(Stored entries)
—————
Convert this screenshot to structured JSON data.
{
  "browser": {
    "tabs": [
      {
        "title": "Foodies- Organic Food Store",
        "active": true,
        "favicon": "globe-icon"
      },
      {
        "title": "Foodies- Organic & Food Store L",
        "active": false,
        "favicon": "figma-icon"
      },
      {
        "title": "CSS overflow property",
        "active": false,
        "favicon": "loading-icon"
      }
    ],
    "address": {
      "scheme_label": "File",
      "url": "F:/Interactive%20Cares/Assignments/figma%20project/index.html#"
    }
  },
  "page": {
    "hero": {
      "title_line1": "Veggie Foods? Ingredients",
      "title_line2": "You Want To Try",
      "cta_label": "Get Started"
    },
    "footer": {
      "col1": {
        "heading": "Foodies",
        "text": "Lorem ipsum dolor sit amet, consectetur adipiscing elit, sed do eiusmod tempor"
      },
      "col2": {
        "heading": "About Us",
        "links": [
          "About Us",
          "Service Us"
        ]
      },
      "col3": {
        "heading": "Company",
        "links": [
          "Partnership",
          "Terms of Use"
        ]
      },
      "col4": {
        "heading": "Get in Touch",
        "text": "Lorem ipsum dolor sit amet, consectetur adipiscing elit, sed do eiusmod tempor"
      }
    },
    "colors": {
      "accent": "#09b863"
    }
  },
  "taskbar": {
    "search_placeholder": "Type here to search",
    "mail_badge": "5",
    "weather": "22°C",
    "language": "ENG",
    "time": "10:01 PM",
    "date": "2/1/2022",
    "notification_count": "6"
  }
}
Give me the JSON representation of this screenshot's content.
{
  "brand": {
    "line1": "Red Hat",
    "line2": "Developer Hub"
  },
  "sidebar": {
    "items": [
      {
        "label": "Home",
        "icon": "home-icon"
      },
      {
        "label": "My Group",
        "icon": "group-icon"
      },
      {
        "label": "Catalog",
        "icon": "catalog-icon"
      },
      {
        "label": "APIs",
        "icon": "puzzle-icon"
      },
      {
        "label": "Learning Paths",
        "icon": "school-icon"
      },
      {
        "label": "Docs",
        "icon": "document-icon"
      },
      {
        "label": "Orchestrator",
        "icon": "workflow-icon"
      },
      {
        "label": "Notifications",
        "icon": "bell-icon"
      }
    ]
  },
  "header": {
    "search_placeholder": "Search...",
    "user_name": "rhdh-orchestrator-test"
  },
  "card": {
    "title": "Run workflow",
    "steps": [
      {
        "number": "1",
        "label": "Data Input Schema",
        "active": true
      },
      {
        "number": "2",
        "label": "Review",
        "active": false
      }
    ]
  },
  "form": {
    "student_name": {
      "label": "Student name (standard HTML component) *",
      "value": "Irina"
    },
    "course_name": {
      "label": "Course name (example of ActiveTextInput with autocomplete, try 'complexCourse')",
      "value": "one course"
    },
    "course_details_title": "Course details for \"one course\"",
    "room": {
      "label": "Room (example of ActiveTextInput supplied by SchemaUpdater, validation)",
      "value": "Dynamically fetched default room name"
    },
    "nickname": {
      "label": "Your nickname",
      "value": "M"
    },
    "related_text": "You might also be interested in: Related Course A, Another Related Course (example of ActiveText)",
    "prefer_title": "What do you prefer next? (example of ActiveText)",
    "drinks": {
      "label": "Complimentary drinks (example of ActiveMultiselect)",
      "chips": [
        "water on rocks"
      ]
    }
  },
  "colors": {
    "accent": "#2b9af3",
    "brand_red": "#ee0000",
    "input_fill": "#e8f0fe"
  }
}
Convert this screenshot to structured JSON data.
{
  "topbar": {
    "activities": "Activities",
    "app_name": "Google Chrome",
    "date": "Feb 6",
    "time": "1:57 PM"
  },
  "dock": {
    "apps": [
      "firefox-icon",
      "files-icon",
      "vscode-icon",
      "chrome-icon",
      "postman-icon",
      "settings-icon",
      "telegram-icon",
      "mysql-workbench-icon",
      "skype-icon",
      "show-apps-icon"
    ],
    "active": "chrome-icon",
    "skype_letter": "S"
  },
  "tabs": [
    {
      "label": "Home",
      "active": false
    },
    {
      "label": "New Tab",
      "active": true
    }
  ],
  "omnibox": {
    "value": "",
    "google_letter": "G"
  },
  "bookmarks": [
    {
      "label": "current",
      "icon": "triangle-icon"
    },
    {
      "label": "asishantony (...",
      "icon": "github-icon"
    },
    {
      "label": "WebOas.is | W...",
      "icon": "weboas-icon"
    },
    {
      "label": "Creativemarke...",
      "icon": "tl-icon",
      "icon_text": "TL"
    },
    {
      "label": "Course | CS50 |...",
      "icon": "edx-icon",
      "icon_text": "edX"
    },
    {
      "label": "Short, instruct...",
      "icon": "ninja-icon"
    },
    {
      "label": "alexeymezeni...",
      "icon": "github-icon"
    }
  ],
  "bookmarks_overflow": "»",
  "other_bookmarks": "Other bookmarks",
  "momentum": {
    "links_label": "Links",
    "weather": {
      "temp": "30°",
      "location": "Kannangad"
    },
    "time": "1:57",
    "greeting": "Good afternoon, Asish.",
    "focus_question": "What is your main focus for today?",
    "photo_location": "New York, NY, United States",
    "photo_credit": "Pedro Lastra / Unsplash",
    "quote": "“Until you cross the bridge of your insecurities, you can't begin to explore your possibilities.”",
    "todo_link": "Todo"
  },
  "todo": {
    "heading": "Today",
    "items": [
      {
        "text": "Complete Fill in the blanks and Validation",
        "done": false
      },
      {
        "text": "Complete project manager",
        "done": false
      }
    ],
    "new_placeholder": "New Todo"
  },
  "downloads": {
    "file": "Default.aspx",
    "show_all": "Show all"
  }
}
—————
EXERCISE. Your task is to transcribe the listing above in full, exactly as given.

FINISHED ANSWER.
Convert this screenshot to structured JSON data.
{
  "browser": {
    "tabs": [
      {
        "title": "Foodies- Organic Food Store",
        "active": true,
        "favicon": "globe-icon"
      },
      {
        "title": "Foodies- Organic & Food Store L",
        "active": false,
        "favicon": "figma-icon"
      },
      {
        "title": "CSS overflow property",
        "active": false,
        "favicon": "loading-icon"
      }
    ],
    "address": {
      "scheme_label": "File",
      "url": "F:/Interactive%20Cares/Assignments/figma%20project/index.html#"
    }
  },
  "page": {
    "hero": {
      "title_line1": "Veggie Foods? Ingredients",
      "title_line2": "You Want To Try",
      "cta_label": "Get Started"
    },
    "footer": {
      "col1": {
        "heading": "Foodies",
        "text": "Lorem ipsum dolor sit amet, consectetur adipiscing elit, sed do eiusmod tempor"
      },
      "col2": {
        "heading": "About Us",
        "links": [
          "About Us",
          "Service Us"
        ]
      },
      "col3": {
        "heading": "Company",
        "links": [
          "Partnership",
          "Terms of Use"
        ]
      },
      "col4": {
        "heading": "Get in Touch",
        "text": "Lorem ipsum dolor sit amet, consectetur adipiscing elit, sed do eiusmod tempor"
      }
    },
    "colors": {
      "accent": "#09b863"
    }
  },
  "taskbar": {
    "search_placeholder": "Type here to search",
    "mail_badge": "5",
    "weather": "22°C",
    "language": "ENG",
    "time": "10:01 PM",
    "date": "2/1/2022",
    "notification_count": "6"
  }
}
Give me the JSON representation of this screenshot's content.
{
  "brand": {
    "line1": "Red Hat",
    "line2": "Developer Hub"
  },
  "sidebar": {
    "items": [
      {
        "label": "Home",
        "icon": "home-icon"
      },
      {
        "label": "My Group",
        "icon": "group-icon"
      },
      {
        "label": "Catalog",
        "icon": "catalog-icon"
      },
      {
        "label": "APIs",
        "icon": "puzzle-icon"
      },
      {
        "label": "Learning Paths",
        "icon": "school-icon"
      },
      {
        "label": "Docs",
        "icon": "document-icon"
      },
      {
        "label": "Orchestrator",
        "icon": "workflow-icon"
      },
      {
        "label": "Notifications",
        "icon": "bell-icon"
      }
    ]
  },
  "header": {
    "search_placeholder": "Search...",
    "user_name": "rhdh-orchestrator-test"
  },
  "card": {
    "title": "Run workflow",
    "steps": [
      {
        "number": "1",
        "label": "Data Input Schema",
        "active": true
      },
      {
        "number": "2",
        "label": "Review",
        "active": false
      }
    ]
  },
  "form": {
    "student_name": {
      "label": "Student name (standard HTML component) *",
      "value": "Irina"
    },
    "course_name": {
      "label": "Course name (example of ActiveTextInput with autocomplete, try 'complexCourse')",
      "value": "one course"
    },
    "course_details_title": "Course details for \"one course\"",
    "room": {
      "label": "Room (example of ActiveTextInput supplied by SchemaUpdater, validation)",
      "value": "Dynamically fetched default room name"
    },
    "nickname": {
      "label": "Your nickname",
      "value": "M"
    },
    "related_text": "You might also be interested in: Related Course A, Another Related Course (example of ActiveText)",
    "prefer_title": "What do you prefer next? (example of ActiveText)",
    "drinks": {
      "label": "Complimentary drinks (example of ActiveMultiselect)",
      "chips": [
        "water on rocks"
      ]
    }
  },
  "colors": {
    "accent": "#2b9af3",
    "brand_red": "#ee0000",
    "input_fill": "#e8f0fe"
  }
}
Convert this screenshot to structured JSON data.
{
  "topbar": {
    "activities": "Activities",
    "app_name": "Google Chrome",
    "date": "Feb 6",
    "time": "1:57 PM"
  },
  "dock": {
    "apps": [
      "firefox-icon",
      "files-icon",
      "vscode-icon",
      "chrome-icon",
      "postman-icon",
      "settings-icon",
      "telegram-icon",
      "mysql-workbench-icon",
      "skype-icon",
      "show-apps-icon"
    ],
    "active": "chrome-icon",
    "skype_letter": "S"
  },
  "tabs": [
    {
      "label": "Home",
      "active": false
    },
    {
      "label": "New Tab",
      "active": true
    }
  ],
  "omnibox": {
    "value": "",
    "google_letter": "G"
  },
  "bookmarks": [
    {
      "label": "current",
      "icon": "triangle-icon"
    },
    {
      "label": "asishantony (...",
      "icon": "github-icon"
    },
    {
      "label": "WebOas.is | W...",
      "icon": "weboas-icon"
    },
    {
      "label": "Creativemarke...",
      "icon": "tl-icon",
      "icon_text": "TL"
    },
    {
      "label": "Course | CS50 |...",
      "icon": "edx-icon",
      "icon_text": "edX"
    },
    {
      "label": "Short, instruct...",
      "icon": "ninja-icon"
    },
    {
      "label": "alexeymezeni...",
      "icon": "github-icon"
    }
  ],
  "bookmarks_overflow": "»",
  "other_bookmarks": "Other bookmarks",
  "momentum": {
    "links_label": "Links",
    "weather": {
      "temp": "30°",
      "location": "Kannangad"
    },
    "time": "1:57",
    "greeting": "Good afternoon, Asish.",
    "focus_question": "What is your main focus for today?",
    "photo_location": "New York, NY, United States",
    "photo_credit": "Pedro Lastra / Unsplash",
    "quote": "“Until you cross the bridge of your insecurities, you can't begin to explore your possibilities.”",
    "todo_link": "Todo"
  },
  "todo": {
    "heading": "Today",
    "items": [
      {
        "text": "Complete Fill in the blanks and Validation",
        "done": false
      },
      {
        "text": "Complete project manager",
        "done": false
      }
    ],
    "new_placeholder": "New Todo"
  },
  "downloads": {
    "file": "Default.aspx",
    "show_all": "Show all"
  }
}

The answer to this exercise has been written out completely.